__WORK TO BE COMPLETED__. Rewrite all of the data below with every "Bar" replaced by "Column", leaving everything else unchanged.

**** THE RECORDS ****

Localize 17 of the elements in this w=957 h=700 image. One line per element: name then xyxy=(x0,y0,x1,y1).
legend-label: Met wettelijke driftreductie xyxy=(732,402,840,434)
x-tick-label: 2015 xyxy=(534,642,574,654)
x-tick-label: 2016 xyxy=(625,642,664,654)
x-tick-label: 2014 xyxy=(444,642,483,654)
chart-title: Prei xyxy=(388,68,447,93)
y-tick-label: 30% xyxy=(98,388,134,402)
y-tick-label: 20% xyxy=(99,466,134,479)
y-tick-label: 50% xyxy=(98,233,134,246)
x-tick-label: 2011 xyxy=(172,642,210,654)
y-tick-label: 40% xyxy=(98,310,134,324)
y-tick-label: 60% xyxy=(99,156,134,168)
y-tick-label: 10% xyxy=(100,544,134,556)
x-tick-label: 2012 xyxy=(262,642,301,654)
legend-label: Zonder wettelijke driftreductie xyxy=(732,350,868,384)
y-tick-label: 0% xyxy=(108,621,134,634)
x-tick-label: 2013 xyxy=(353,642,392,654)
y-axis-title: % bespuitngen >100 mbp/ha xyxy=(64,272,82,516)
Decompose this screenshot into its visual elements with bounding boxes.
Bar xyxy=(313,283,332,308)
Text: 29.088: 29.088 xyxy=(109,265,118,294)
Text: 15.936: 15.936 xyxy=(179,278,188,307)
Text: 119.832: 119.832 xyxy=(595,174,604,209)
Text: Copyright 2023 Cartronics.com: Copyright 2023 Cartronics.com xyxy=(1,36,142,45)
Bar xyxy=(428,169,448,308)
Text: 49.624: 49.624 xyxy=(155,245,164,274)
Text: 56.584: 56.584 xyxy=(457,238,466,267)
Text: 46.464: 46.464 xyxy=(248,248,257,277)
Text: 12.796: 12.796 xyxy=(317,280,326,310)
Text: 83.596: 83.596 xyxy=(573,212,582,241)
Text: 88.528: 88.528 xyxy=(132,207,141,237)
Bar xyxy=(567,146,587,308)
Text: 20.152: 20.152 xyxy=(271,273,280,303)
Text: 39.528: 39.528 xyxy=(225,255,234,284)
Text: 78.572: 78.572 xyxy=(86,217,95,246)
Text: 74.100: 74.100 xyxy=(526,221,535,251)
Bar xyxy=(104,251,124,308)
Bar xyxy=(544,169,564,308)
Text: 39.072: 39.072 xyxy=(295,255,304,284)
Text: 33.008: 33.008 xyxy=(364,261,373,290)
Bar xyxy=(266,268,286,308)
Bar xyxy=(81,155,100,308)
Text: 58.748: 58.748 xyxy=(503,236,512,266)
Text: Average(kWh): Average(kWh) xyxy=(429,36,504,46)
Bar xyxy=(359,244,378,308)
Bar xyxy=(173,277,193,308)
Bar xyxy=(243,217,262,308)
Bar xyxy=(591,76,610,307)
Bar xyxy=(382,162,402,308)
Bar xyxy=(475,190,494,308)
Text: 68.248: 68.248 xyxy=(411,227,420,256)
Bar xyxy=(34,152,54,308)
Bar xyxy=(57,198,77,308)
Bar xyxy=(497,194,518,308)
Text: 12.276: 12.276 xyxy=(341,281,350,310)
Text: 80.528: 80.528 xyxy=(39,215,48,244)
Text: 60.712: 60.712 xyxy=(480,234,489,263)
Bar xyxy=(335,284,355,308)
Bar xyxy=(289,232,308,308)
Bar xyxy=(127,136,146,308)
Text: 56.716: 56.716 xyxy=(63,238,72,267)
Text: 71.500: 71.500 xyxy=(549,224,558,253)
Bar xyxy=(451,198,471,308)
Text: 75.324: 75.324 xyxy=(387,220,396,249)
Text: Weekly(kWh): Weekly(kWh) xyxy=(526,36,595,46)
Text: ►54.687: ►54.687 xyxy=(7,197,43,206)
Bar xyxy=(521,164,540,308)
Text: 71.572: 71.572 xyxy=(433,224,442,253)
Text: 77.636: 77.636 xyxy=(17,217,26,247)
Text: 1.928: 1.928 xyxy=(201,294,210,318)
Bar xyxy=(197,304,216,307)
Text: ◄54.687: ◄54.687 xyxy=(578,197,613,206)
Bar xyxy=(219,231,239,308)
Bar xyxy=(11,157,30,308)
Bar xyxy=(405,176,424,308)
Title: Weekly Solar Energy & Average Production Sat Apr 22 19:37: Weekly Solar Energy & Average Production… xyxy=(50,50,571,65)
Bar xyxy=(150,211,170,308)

****

__ANSWER TO THIS EXERCISE__.
Localize 17 of the elements in this w=957 h=700 image. One line per element: name then xyxy=(x0,y0,x1,y1).
legend-label: Met wettelijke driftreductie xyxy=(732,402,840,434)
x-tick-label: 2015 xyxy=(534,642,574,654)
x-tick-label: 2016 xyxy=(625,642,664,654)
x-tick-label: 2014 xyxy=(444,642,483,654)
chart-title: Prei xyxy=(388,68,447,93)
y-tick-label: 30% xyxy=(98,388,134,402)
y-tick-label: 20% xyxy=(99,466,134,479)
y-tick-label: 50% xyxy=(98,233,134,246)
x-tick-label: 2011 xyxy=(172,642,210,654)
y-tick-label: 40% xyxy=(98,310,134,324)
y-tick-label: 60% xyxy=(99,156,134,168)
y-tick-label: 10% xyxy=(100,544,134,556)
x-tick-label: 2012 xyxy=(262,642,301,654)
legend-label: Zonder wettelijke driftreductie xyxy=(732,350,868,384)
y-tick-label: 0% xyxy=(108,621,134,634)
x-tick-label: 2013 xyxy=(353,642,392,654)
y-axis-title: % bespuitngen >100 mbp/ha xyxy=(64,272,82,516)
Decompose this screenshot into its visual elements with bounding boxes.
Column xyxy=(313,283,332,308)
Text: 29.088: 29.088 xyxy=(109,265,118,294)
Text: 15.936: 15.936 xyxy=(179,278,188,307)
Text: 119.832: 119.832 xyxy=(595,174,604,209)
Text: Copyright 2023 Cartronics.com: Copyright 2023 Cartronics.com xyxy=(1,36,142,45)
Column xyxy=(428,169,448,308)
Text: 49.624: 49.624 xyxy=(155,245,164,274)
Text: 56.584: 56.584 xyxy=(457,238,466,267)
Text: 46.464: 46.464 xyxy=(248,248,257,277)
Text: 12.796: 12.796 xyxy=(317,280,326,310)
Text: 83.596: 83.596 xyxy=(573,212,582,241)
Text: 88.528: 88.528 xyxy=(132,207,141,237)
Column xyxy=(567,146,587,308)
Text: 20.152: 20.152 xyxy=(271,273,280,303)
Text: 39.528: 39.528 xyxy=(225,255,234,284)
Text: 78.572: 78.572 xyxy=(86,217,95,246)
Text: 74.100: 74.100 xyxy=(526,221,535,251)
Column xyxy=(104,251,124,308)
Column xyxy=(544,169,564,308)
Text: 39.072: 39.072 xyxy=(295,255,304,284)
Text: 33.008: 33.008 xyxy=(364,261,373,290)
Column xyxy=(266,268,286,308)
Column xyxy=(81,155,100,308)
Text: 58.748: 58.748 xyxy=(503,236,512,266)
Text: Average(kWh): Average(kWh) xyxy=(429,36,504,46)
Column xyxy=(359,244,378,308)
Column xyxy=(173,277,193,308)
Column xyxy=(243,217,262,308)
Column xyxy=(591,76,610,307)
Column xyxy=(382,162,402,308)
Column xyxy=(475,190,494,308)
Text: 68.248: 68.248 xyxy=(411,227,420,256)
Column xyxy=(34,152,54,308)
Column xyxy=(57,198,77,308)
Column xyxy=(497,194,518,308)
Text: 12.276: 12.276 xyxy=(341,281,350,310)
Text: 80.528: 80.528 xyxy=(39,215,48,244)
Text: 60.712: 60.712 xyxy=(480,234,489,263)
Column xyxy=(335,284,355,308)
Column xyxy=(289,232,308,308)
Column xyxy=(127,136,146,308)
Text: 56.716: 56.716 xyxy=(63,238,72,267)
Text: 71.500: 71.500 xyxy=(549,224,558,253)
Column xyxy=(451,198,471,308)
Text: 75.324: 75.324 xyxy=(387,220,396,249)
Text: Weekly(kWh): Weekly(kWh) xyxy=(526,36,595,46)
Text: ►54.687: ►54.687 xyxy=(7,197,43,206)
Column xyxy=(521,164,540,308)
Text: 71.572: 71.572 xyxy=(433,224,442,253)
Text: 77.636: 77.636 xyxy=(17,217,26,247)
Text: 1.928: 1.928 xyxy=(201,294,210,318)
Column xyxy=(197,304,216,307)
Text: ◄54.687: ◄54.687 xyxy=(578,197,613,206)
Column xyxy=(219,231,239,308)
Column xyxy=(11,157,30,308)
Column xyxy=(405,176,424,308)
Title: Weekly Solar Energy & Average Production Sat Apr 22 19:37: Weekly Solar Energy & Average Production… xyxy=(50,50,571,65)
Column xyxy=(150,211,170,308)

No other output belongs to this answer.